Your task is to transcribe all of the records exactly and leave out the pictures.

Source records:

[Begin]

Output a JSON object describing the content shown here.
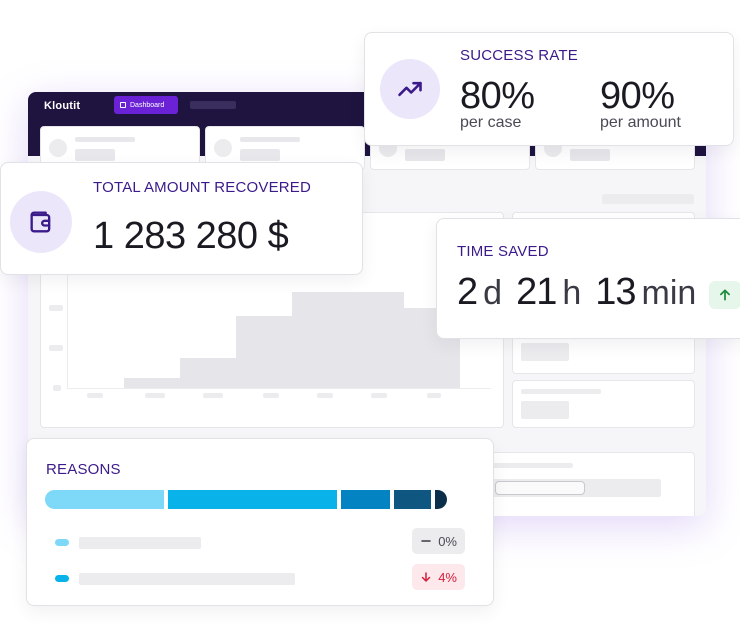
{
  "dashboard": {
    "logo": "Kloutit",
    "nav_active": "Dashboard"
  },
  "success_rate": {
    "title": "SUCCESS RATE",
    "icon": "trending-up-icon",
    "case_value": "80%",
    "case_label": "per case",
    "amount_value": "90%",
    "amount_label": "per amount"
  },
  "total_recovered": {
    "title": "TOTAL AMOUNT RECOVERED",
    "icon": "wallet-icon",
    "value": "1 283 280 $"
  },
  "time_saved": {
    "title": "TIME SAVED",
    "days": "2",
    "days_unit": "d",
    "hours": "21",
    "hours_unit": "h",
    "minutes": "13",
    "minutes_unit": "min",
    "trend_icon": "arrow-up-icon"
  },
  "reasons": {
    "title": "REASONS",
    "segments": [
      {
        "share": 0.29,
        "color": "#7dd9f7"
      },
      {
        "share": 0.41,
        "color": "#0ab2ea"
      },
      {
        "share": 0.12,
        "color": "#0383c2"
      },
      {
        "share": 0.09,
        "color": "#0f5780"
      },
      {
        "share": 0.03,
        "color": "#0b2f4a"
      }
    ],
    "rows": [
      {
        "color": "#7dd9f7",
        "change": "0%",
        "icon": "minus-icon",
        "bg": "#ececef",
        "fg": "#4a4a55"
      },
      {
        "color": "#0ab2ea",
        "change": "4%",
        "icon": "arrow-down-icon",
        "bg": "#fde9ec",
        "fg": "#d21f3c"
      }
    ]
  }
}
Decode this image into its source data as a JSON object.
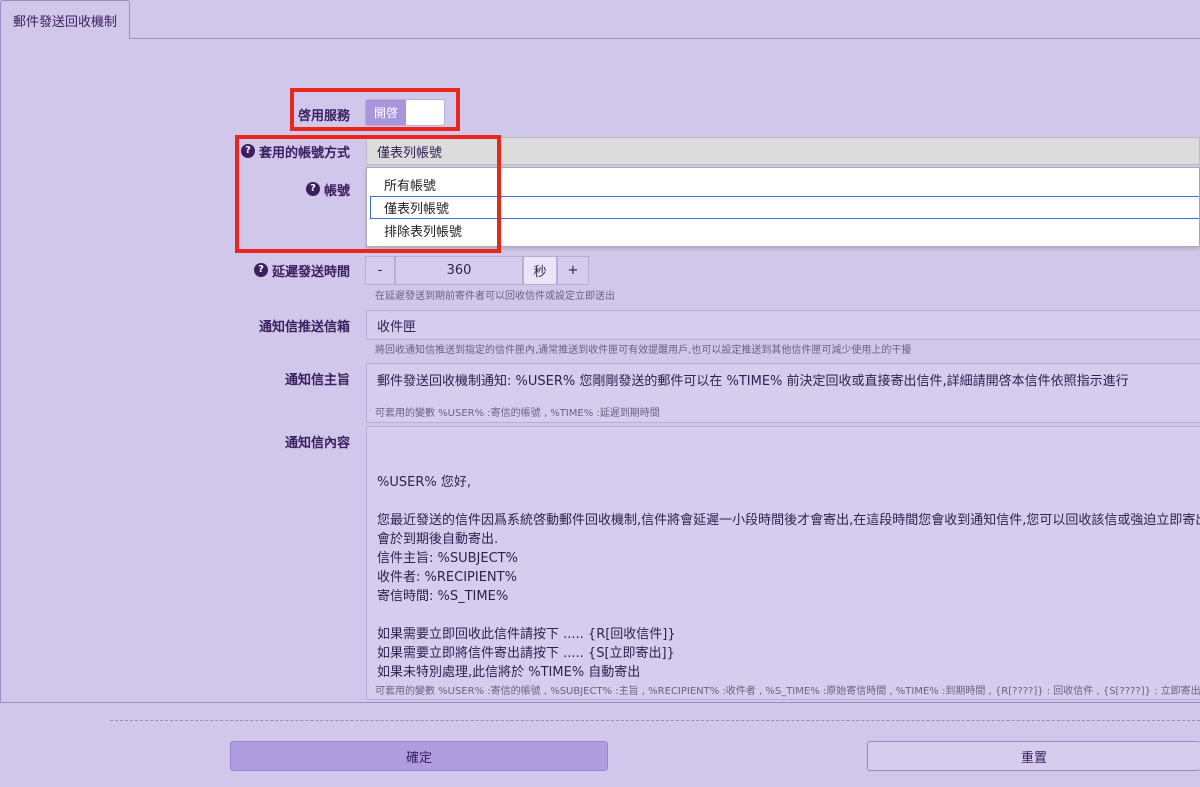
{
  "tab": {
    "label": "郵件發送回收機制"
  },
  "form": {
    "enable": {
      "label": "啓用服務",
      "toggle_label": "開啓"
    },
    "account_mode": {
      "label": "套用的帳號方式",
      "selected": "僅表列帳號",
      "options": [
        "所有帳號",
        "僅表列帳號",
        "排除表列帳號"
      ]
    },
    "account": {
      "label": "帳號"
    },
    "delay": {
      "label": "延遲發送時間",
      "minus": "-",
      "value": "360",
      "unit": "秒",
      "plus": "+",
      "hint": "在延遲發送到期前寄件者可以回收信件或設定立即送出"
    },
    "mailbox": {
      "label": "通知信推送信箱",
      "value": "收件匣",
      "hint": "將回收通知信推送到指定的信件匣內,通常推送到收件匣可有效提醒用戶,也可以設定推送到其他信件匣可減少使用上的干擾"
    },
    "subject": {
      "label": "通知信主旨",
      "value": "郵件發送回收機制通知: %USER% 您剛剛發送的郵件可以在 %TIME% 前決定回收或直接寄出信件,詳細請開啓本信件依照指示進行",
      "hint": "可套用的變數 %USER% :寄信的帳號 , %TIME% :延遲到期時間"
    },
    "content": {
      "label": "通知信內容",
      "value": "%USER% 您好,\n\n您最近發送的信件因爲系統啓動郵件回收機制,信件將會延遲一小段時間後才會寄出,在這段時間您會收到通知信件,您可以回收該信或強迫立即寄出,如果\n會於到期後自動寄出.\n信件主旨: %SUBJECT%\n收件者: %RECIPIENT%\n寄信時間: %S_TIME%\n\n如果需要立即回收此信件請按下 ..... {R[回收信件]}\n如果需要立即將信件寄出請按下 ..... {S[立即寄出]}\n如果未特別處理,此信將於 %TIME% 自動寄出",
      "hint": "可套用的變數 %USER% :寄信的帳號 , %SUBJECT% :主旨 , %RECIPIENT% :收件者 , %S_TIME% :原始寄信時間 , %TIME% :到期時間 , {R[????]} : 回收信件 , {S[????]} : 立即寄出"
    }
  },
  "buttons": {
    "confirm": "確定",
    "reset": "重置"
  },
  "colors": {
    "background": "#d1c7ea",
    "highlight": "#e8271c",
    "button_primary": "#b09ddf"
  }
}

[End]

- _Right answer_
Output a JSON object describing the content shown here.
{
  "dashboard": {
    "logo": "Kloutit",
    "nav_active": "Dashboard"
  },
  "success_rate": {
    "title": "SUCCESS RATE",
    "icon": "trending-up-icon",
    "case_value": "80%",
    "case_label": "per case",
    "amount_value": "90%",
    "amount_label": "per amount"
  },
  "total_recovered": {
    "title": "TOTAL AMOUNT RECOVERED",
    "icon": "wallet-icon",
    "value": "1 283 280 $"
  },
  "time_saved": {
    "title": "TIME SAVED",
    "days": "2",
    "days_unit": "d",
    "hours": "21",
    "hours_unit": "h",
    "minutes": "13",
    "minutes_unit": "min",
    "trend_icon": "arrow-up-icon"
  },
  "reasons": {
    "title": "REASONS",
    "segments": [
      {
        "share": 0.29,
        "color": "#7dd9f7"
      },
      {
        "share": 0.41,
        "color": "#0ab2ea"
      },
      {
        "share": 0.12,
        "color": "#0383c2"
      },
      {
        "share": 0.09,
        "color": "#0f5780"
      },
      {
        "share": 0.03,
        "color": "#0b2f4a"
      }
    ],
    "rows": [
      {
        "color": "#7dd9f7",
        "change": "0%",
        "icon": "minus-icon",
        "bg": "#ececef",
        "fg": "#4a4a55"
      },
      {
        "color": "#0ab2ea",
        "change": "4%",
        "icon": "arrow-down-icon",
        "bg": "#fde9ec",
        "fg": "#d21f3c"
      }
    ]
  }
}
Decode this image into its source data as a JSON object.
{
  "tab": {
    "label": "郵件發送回收機制"
  },
  "form": {
    "enable": {
      "label": "啓用服務",
      "toggle_label": "開啓"
    },
    "account_mode": {
      "label": "套用的帳號方式",
      "selected": "僅表列帳號",
      "options": [
        "所有帳號",
        "僅表列帳號",
        "排除表列帳號"
      ]
    },
    "account": {
      "label": "帳號"
    },
    "delay": {
      "label": "延遲發送時間",
      "minus": "-",
      "value": "360",
      "unit": "秒",
      "plus": "+",
      "hint": "在延遲發送到期前寄件者可以回收信件或設定立即送出"
    },
    "mailbox": {
      "label": "通知信推送信箱",
      "value": "收件匣",
      "hint": "將回收通知信推送到指定的信件匣內,通常推送到收件匣可有效提醒用戶,也可以設定推送到其他信件匣可減少使用上的干擾"
    },
    "subject": {
      "label": "通知信主旨",
      "value": "郵件發送回收機制通知: %USER% 您剛剛發送的郵件可以在 %TIME% 前決定回收或直接寄出信件,詳細請開啓本信件依照指示進行",
      "hint": "可套用的變數 %USER% :寄信的帳號 , %TIME% :延遲到期時間"
    },
    "content": {
      "label": "通知信內容",
      "value": "%USER% 您好,\n\n您最近發送的信件因爲系統啓動郵件回收機制,信件將會延遲一小段時間後才會寄出,在這段時間您會收到通知信件,您可以回收該信或強迫立即寄出,如果\n會於到期後自動寄出.\n信件主旨: %SUBJECT%\n收件者: %RECIPIENT%\n寄信時間: %S_TIME%\n\n如果需要立即回收此信件請按下 ..... {R[回收信件]}\n如果需要立即將信件寄出請按下 ..... {S[立即寄出]}\n如果未特別處理,此信將於 %TIME% 自動寄出",
      "hint": "可套用的變數 %USER% :寄信的帳號 , %SUBJECT% :主旨 , %RECIPIENT% :收件者 , %S_TIME% :原始寄信時間 , %TIME% :到期時間 , {R[????]} : 回收信件 , {S[????]} : 立即寄出"
    }
  },
  "buttons": {
    "confirm": "確定",
    "reset": "重置"
  },
  "colors": {
    "background": "#d1c7ea",
    "highlight": "#e8271c",
    "button_primary": "#b09ddf"
  }
}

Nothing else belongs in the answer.